> Work to complete
Give only a count of the lines that include the string "Starting".

== Provided entries

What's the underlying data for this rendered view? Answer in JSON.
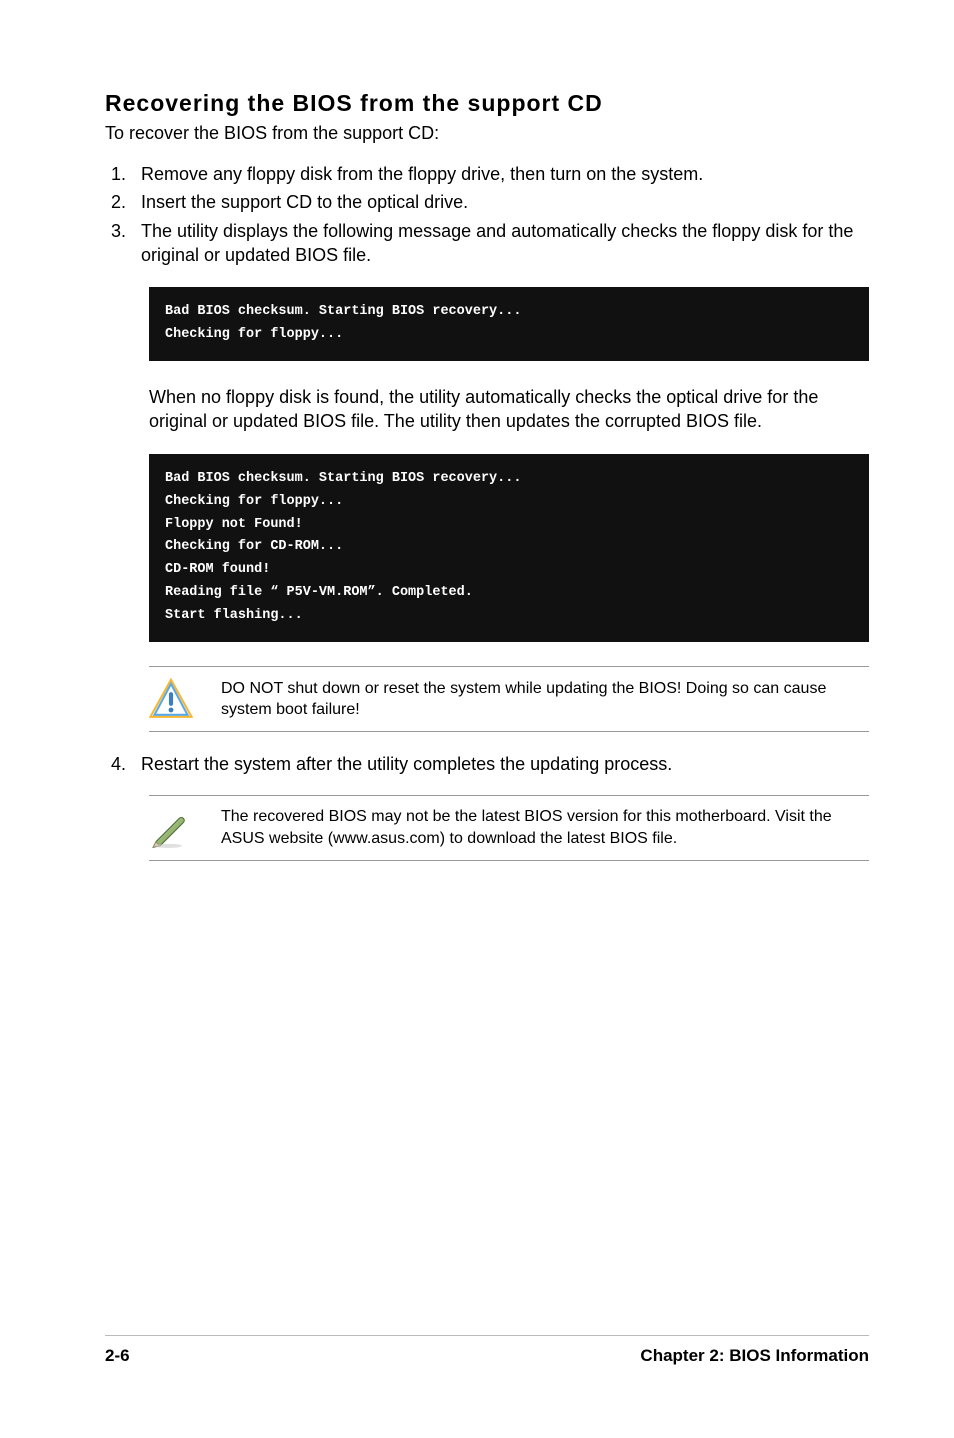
{
  "heading": "Recovering the BIOS from the support CD",
  "intro": "To recover the BIOS from the support CD:",
  "step1": "Remove any floppy disk from the floppy drive, then turn on the system.",
  "step2": "Insert the support CD to the optical drive.",
  "step3": "The utility displays the following message and automatically checks the floppy disk for the original or updated BIOS file.",
  "term1_l1": "Bad BIOS checksum. Starting BIOS recovery...",
  "term1_l2": "Checking for floppy...",
  "sub_para": "When no floppy disk is found, the utility automatically checks the optical drive for the original or updated BIOS file. The utility then updates the corrupted BIOS file.",
  "term2_l1": "Bad BIOS checksum. Starting BIOS recovery...",
  "term2_l2": "Checking for floppy...",
  "term2_l3": "Floppy not Found!",
  "term2_l4": "Checking for CD-ROM...",
  "term2_l5": "CD-ROM found!",
  "term2_l6": "Reading file “ P5V-VM.ROM”. Completed.",
  "term2_l7": "Start flashing...",
  "warn_text": "DO NOT shut down or reset the system while updating the BIOS! Doing so can cause system boot failure!",
  "step4": "Restart the system after the utility completes the updating process.",
  "note_text": "The recovered BIOS may not be the latest BIOS version for this motherboard. Visit the ASUS website (www.asus.com) to download the latest BIOS file.",
  "footer_left": "2-6",
  "footer_right": "Chapter 2: BIOS Information"
}
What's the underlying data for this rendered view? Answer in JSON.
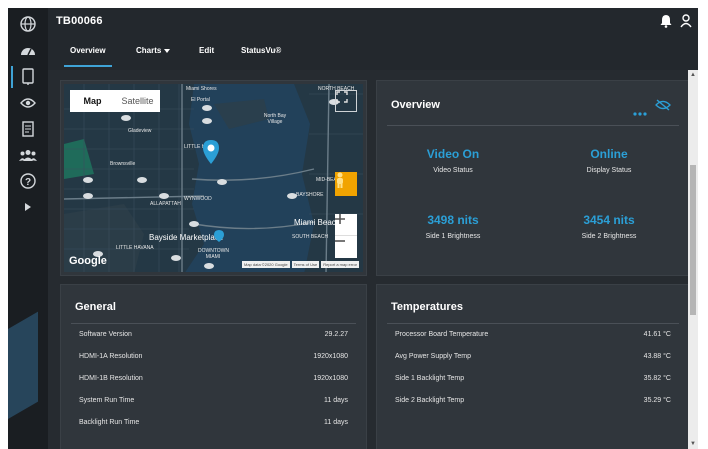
{
  "header": {
    "device_id": "TB00066"
  },
  "tabs": [
    {
      "label": "Overview"
    },
    {
      "label": "Charts"
    },
    {
      "label": "Edit"
    },
    {
      "label": "StatusVu®"
    }
  ],
  "map": {
    "map_type_options": [
      "Map",
      "Satellite"
    ],
    "selected_map_type": "Map",
    "labels": [
      "Miami Shores",
      "El Portal",
      "North Bay Village",
      "Gladeview",
      "LITTLE HAITI",
      "Brownsville",
      "ALLAPATTAH",
      "WYNWOOD",
      "MID-BEACH",
      "BAYSHORE",
      "Miami Beach",
      "SOUTH BEACH",
      "Bayside Marketplace",
      "LITTLE HAVANA",
      "DOWNTOWN MIAMI",
      "NORTH BEACH"
    ],
    "google_logo": "Google",
    "attribution": [
      "Map data ©2020 Google",
      "Terms of Use",
      "Report a map error"
    ]
  },
  "overview": {
    "title": "Overview",
    "metrics": [
      {
        "value": "Video On",
        "label": "Video Status"
      },
      {
        "value": "Online",
        "label": "Display Status"
      },
      {
        "value": "3498 nits",
        "label": "Side 1 Brightness"
      },
      {
        "value": "3454 nits",
        "label": "Side 2 Brightness"
      }
    ]
  },
  "general": {
    "title": "General",
    "rows": [
      {
        "key": "Software Version",
        "value": "29.2.27"
      },
      {
        "key": "HDMI-1A Resolution",
        "value": "1920x1080"
      },
      {
        "key": "HDMI-1B Resolution",
        "value": "1920x1080"
      },
      {
        "key": "System Run Time",
        "value": "11 days"
      },
      {
        "key": "Backlight Run Time",
        "value": "11 days"
      }
    ]
  },
  "temperatures": {
    "title": "Temperatures",
    "rows": [
      {
        "key": "Processor Board Temperature",
        "value": "41.61 °C"
      },
      {
        "key": "Avg Power Supply Temp",
        "value": "43.88 °C"
      },
      {
        "key": "Side 1 Backlight Temp",
        "value": "35.82 °C"
      },
      {
        "key": "Side 2 Backlight Temp",
        "value": "35.29 °C"
      }
    ]
  },
  "colors": {
    "accent": "#2b9fd6",
    "background": "#1e2327",
    "card": "#30363c"
  },
  "icons": [
    "globe-icon",
    "dashboard-icon",
    "display-icon",
    "eye-icon",
    "document-icon",
    "users-icon",
    "help-icon",
    "expand-arrow-icon",
    "bell-icon",
    "user-icon",
    "more-icon",
    "hide-icon",
    "fullscreen-icon",
    "pegman-icon",
    "zoom-in-icon",
    "zoom-out-icon",
    "map-pin-icon"
  ]
}
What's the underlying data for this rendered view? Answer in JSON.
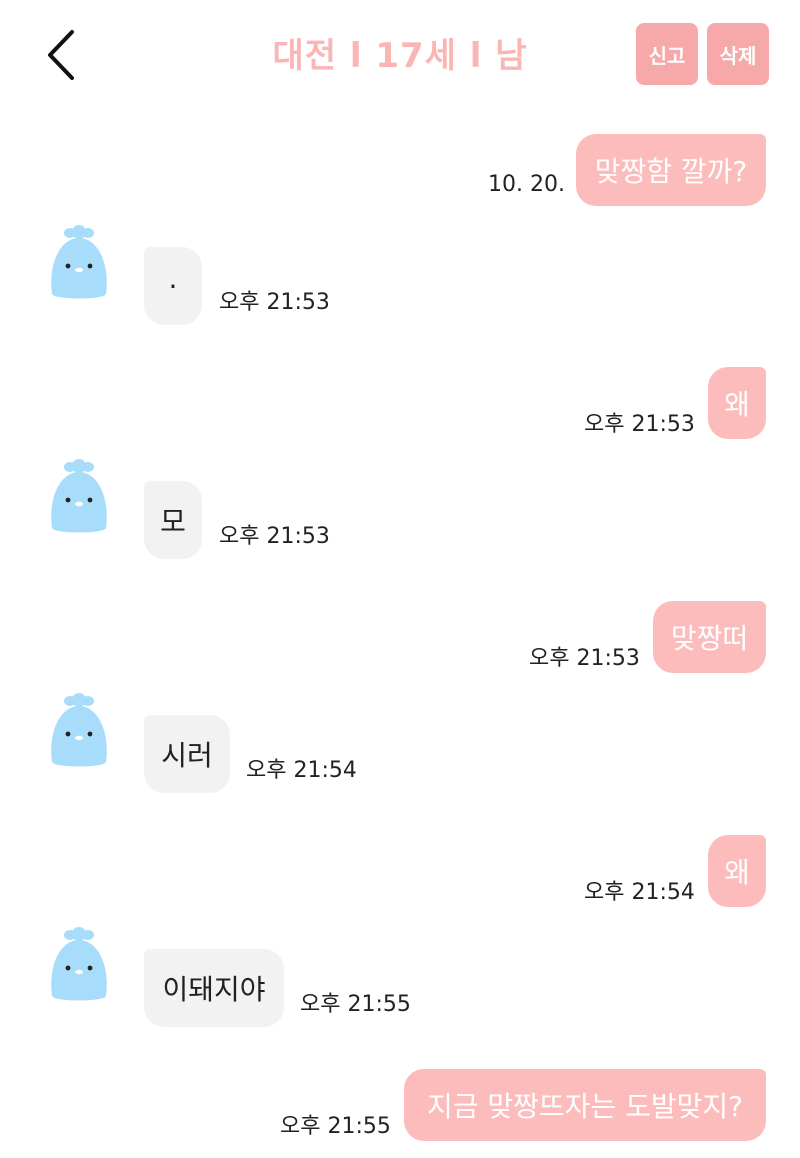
{
  "header": {
    "title": "대전 l 17세 l 남",
    "report_label": "신고",
    "delete_label": "삭제"
  },
  "colors": {
    "accent": "#f7a8a8",
    "title": "#f9b6b5",
    "my_bubble": "#fcbcbc",
    "their_bubble": "#f2f2f2",
    "avatar": "#a8dcfb"
  },
  "messages": [
    {
      "from": "me",
      "text": "맞짱함 깔까?",
      "time": "10. 20."
    },
    {
      "from": "them",
      "text": "·",
      "time": "오후 21:53"
    },
    {
      "from": "me",
      "text": "왜",
      "time": "오후 21:53"
    },
    {
      "from": "them",
      "text": "모",
      "time": "오후 21:53"
    },
    {
      "from": "me",
      "text": "맞짱떠",
      "time": "오후 21:53"
    },
    {
      "from": "them",
      "text": "시러",
      "time": "오후 21:54"
    },
    {
      "from": "me",
      "text": "왜",
      "time": "오후 21:54"
    },
    {
      "from": "them",
      "text": "이돼지야",
      "time": "오후 21:55"
    },
    {
      "from": "me",
      "text": "지금 맞짱뜨자는 도발맞지?",
      "time": "오후 21:55"
    }
  ]
}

====

> The output
2